Collected data:

>> START

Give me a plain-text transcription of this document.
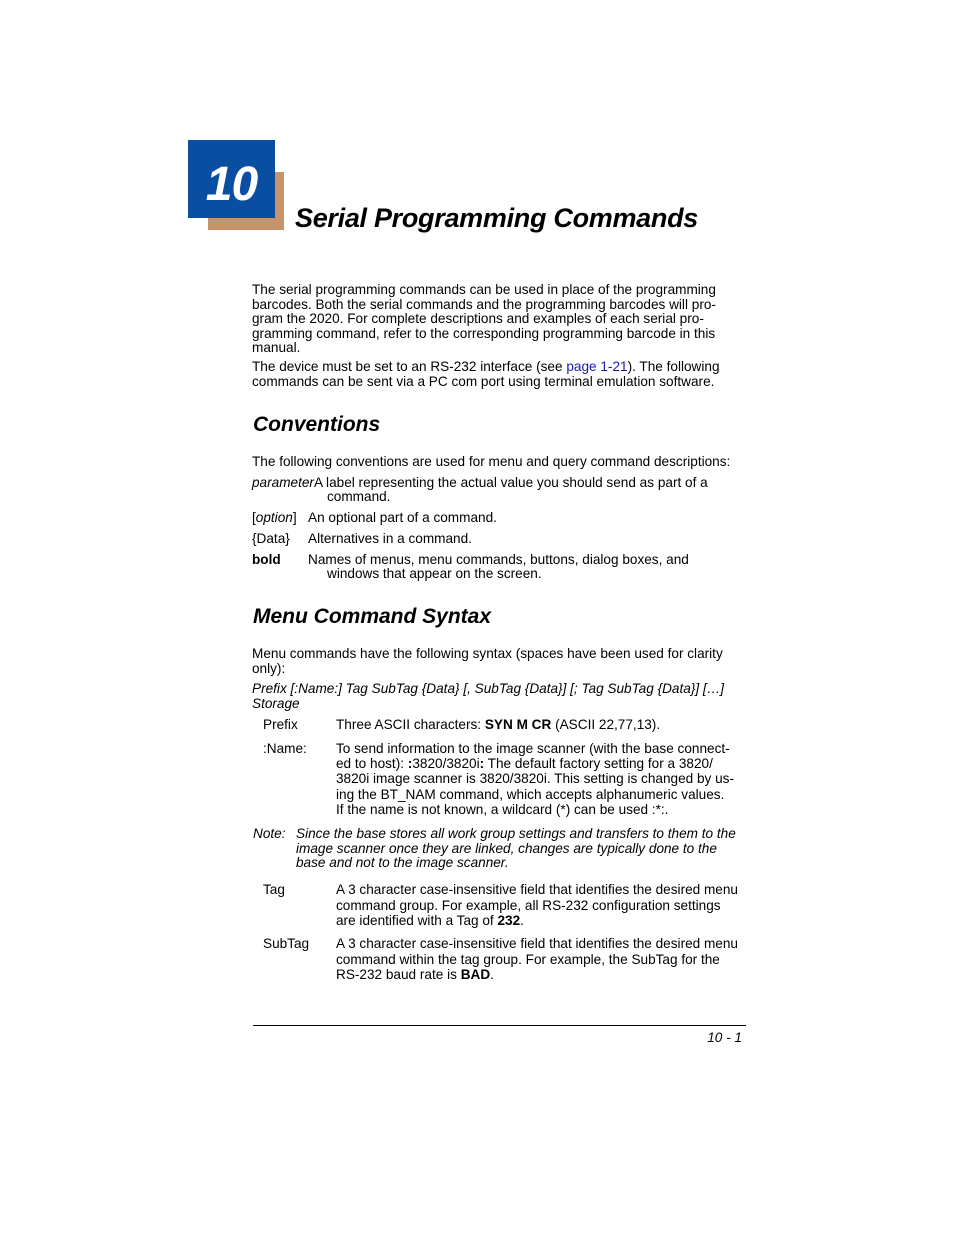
10
Serial Programming Commands
The serial programming commands can be used in place of the programming
barcodes. Both the serial commands and the programming barcodes will pro-
gram the 2020. For complete descriptions and examples of each serial pro-
gramming command, refer to the corresponding programming barcode in this
manual.
The device must be set to an RS-232 interface (see page 1-21). The following
commands can be sent via a PC com port using terminal emulation software.
Conventions
The following conventions are used for menu and query command descriptions:
parameterA label representing the actual value you should send as part of a
command.
[option] An optional part of a command.
{Data} Alternatives in a command.
bold Names of menus, menu commands, buttons, dialog boxes, and
windows that appear on the screen.
Menu Command Syntax
Menu commands have the following syntax (spaces have been used for clarity
only):
Prefix [:Name:] Tag SubTag {Data} [, SubTag {Data}] [; Tag SubTag {Data}] […]
Storage
Prefix	Three ASCII characters: SYN M CR (ASCII 22,77,13).
:Name: To send information to the image scanner (with the base connect-
ed to host): :3820/3820i: The default factory setting for a 3820/
3820i image scanner is 3820/3820i. This setting is changed by us-
ing the BT_NAM command, which accepts alphanumeric values.
If the name is not known, a wildcard (*) can be used :*:.
Note: Since the base stores all work group settings and transfers to them to the
image scanner once they are linked, changes are typically done to the
base and not to the image scanner.
Tag	A 3 character case-insensitive field that identifies the desired menu
command group. For example, all RS-232 configuration settings
are identified with a Tag of 232.
SubTag A 3 character case-insensitive field that identifies the desired menu
command within the tag group. For example, the SubTag for the
RS-232 baud rate is BAD.
10 - 1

>> END

◆ **Problem requirements**
Copy every line above word for word and exclude the pictures.

◆ **Finished task**
Give me a plain-text transcription of this document.
10
Serial Programming Commands
The serial programming commands can be used in place of the programming
barcodes. Both the serial commands and the programming barcodes will pro-
gram the 2020. For complete descriptions and examples of each serial pro-
gramming command, refer to the corresponding programming barcode in this
manual.
The device must be set to an RS-232 interface (see page 1-21). The following
commands can be sent via a PC com port using terminal emulation software.
Conventions
The following conventions are used for menu and query command descriptions:
parameterA label representing the actual value you should send as part of a
command.
[option] An optional part of a command.
{Data} Alternatives in a command.
bold Names of menus, menu commands, buttons, dialog boxes, and
windows that appear on the screen.
Menu Command Syntax
Menu commands have the following syntax (spaces have been used for clarity
only):
Prefix [:Name:] Tag SubTag {Data} [, SubTag {Data}] [; Tag SubTag {Data}] […]
Storage
Prefix	Three ASCII characters: SYN M CR (ASCII 22,77,13).
:Name: To send information to the image scanner (with the base connect-
ed to host): :3820/3820i: The default factory setting for a 3820/
3820i image scanner is 3820/3820i. This setting is changed by us-
ing the BT_NAM command, which accepts alphanumeric values.
If the name is not known, a wildcard (*) can be used :*:.
Note: Since the base stores all work group settings and transfers to them to the
image scanner once they are linked, changes are typically done to the
base and not to the image scanner.
Tag	A 3 character case-insensitive field that identifies the desired menu
command group. For example, all RS-232 configuration settings
are identified with a Tag of 232.
SubTag A 3 character case-insensitive field that identifies the desired menu
command within the tag group. For example, the SubTag for the
RS-232 baud rate is BAD.
10 - 1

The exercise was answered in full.